Aim of the exercise:
Quote the whole listing exactly. Leave the pictures out of your copy.

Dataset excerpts
________________________________________

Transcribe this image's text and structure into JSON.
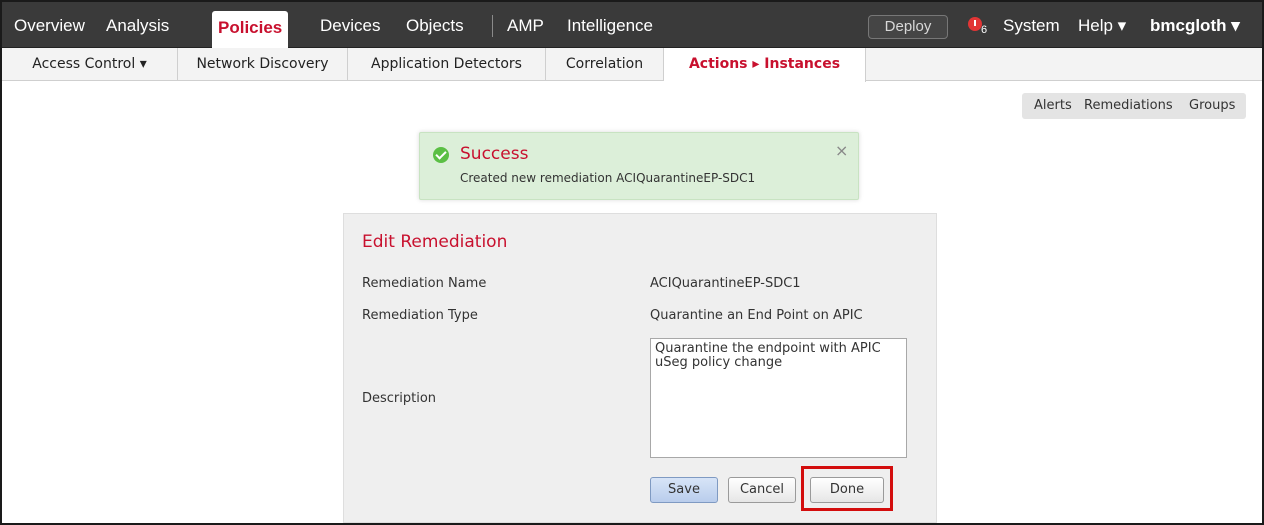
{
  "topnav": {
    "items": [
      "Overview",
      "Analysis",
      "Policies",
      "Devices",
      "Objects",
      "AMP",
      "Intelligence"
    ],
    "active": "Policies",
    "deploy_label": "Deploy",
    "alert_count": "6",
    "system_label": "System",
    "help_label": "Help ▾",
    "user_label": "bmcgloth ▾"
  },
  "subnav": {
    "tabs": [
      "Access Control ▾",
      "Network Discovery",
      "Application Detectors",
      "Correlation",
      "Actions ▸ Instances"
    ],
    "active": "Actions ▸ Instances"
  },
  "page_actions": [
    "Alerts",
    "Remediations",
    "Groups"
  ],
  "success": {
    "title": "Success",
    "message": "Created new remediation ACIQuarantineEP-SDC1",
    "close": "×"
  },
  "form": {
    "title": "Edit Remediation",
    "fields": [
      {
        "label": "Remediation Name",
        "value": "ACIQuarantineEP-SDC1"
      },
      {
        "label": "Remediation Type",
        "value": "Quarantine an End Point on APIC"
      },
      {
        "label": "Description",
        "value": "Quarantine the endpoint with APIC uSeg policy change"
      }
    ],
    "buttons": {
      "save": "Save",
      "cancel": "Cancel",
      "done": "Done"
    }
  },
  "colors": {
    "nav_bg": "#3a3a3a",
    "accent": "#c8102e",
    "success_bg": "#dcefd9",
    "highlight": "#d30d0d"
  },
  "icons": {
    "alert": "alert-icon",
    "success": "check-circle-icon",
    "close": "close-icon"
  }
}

________________________________________

Answer to this exercise:
Transcribe this image's text and structure into JSON.
{
  "topnav": {
    "items": [
      "Overview",
      "Analysis",
      "Policies",
      "Devices",
      "Objects",
      "AMP",
      "Intelligence"
    ],
    "active": "Policies",
    "deploy_label": "Deploy",
    "alert_count": "6",
    "system_label": "System",
    "help_label": "Help ▾",
    "user_label": "bmcgloth ▾"
  },
  "subnav": {
    "tabs": [
      "Access Control ▾",
      "Network Discovery",
      "Application Detectors",
      "Correlation",
      "Actions ▸ Instances"
    ],
    "active": "Actions ▸ Instances"
  },
  "page_actions": [
    "Alerts",
    "Remediations",
    "Groups"
  ],
  "success": {
    "title": "Success",
    "message": "Created new remediation ACIQuarantineEP-SDC1",
    "close": "×"
  },
  "form": {
    "title": "Edit Remediation",
    "fields": [
      {
        "label": "Remediation Name",
        "value": "ACIQuarantineEP-SDC1"
      },
      {
        "label": "Remediation Type",
        "value": "Quarantine an End Point on APIC"
      },
      {
        "label": "Description",
        "value": "Quarantine the endpoint with APIC uSeg policy change"
      }
    ],
    "buttons": {
      "save": "Save",
      "cancel": "Cancel",
      "done": "Done"
    }
  },
  "colors": {
    "nav_bg": "#3a3a3a",
    "accent": "#c8102e",
    "success_bg": "#dcefd9",
    "highlight": "#d30d0d"
  },
  "icons": {
    "alert": "alert-icon",
    "success": "check-circle-icon",
    "close": "close-icon"
  }
}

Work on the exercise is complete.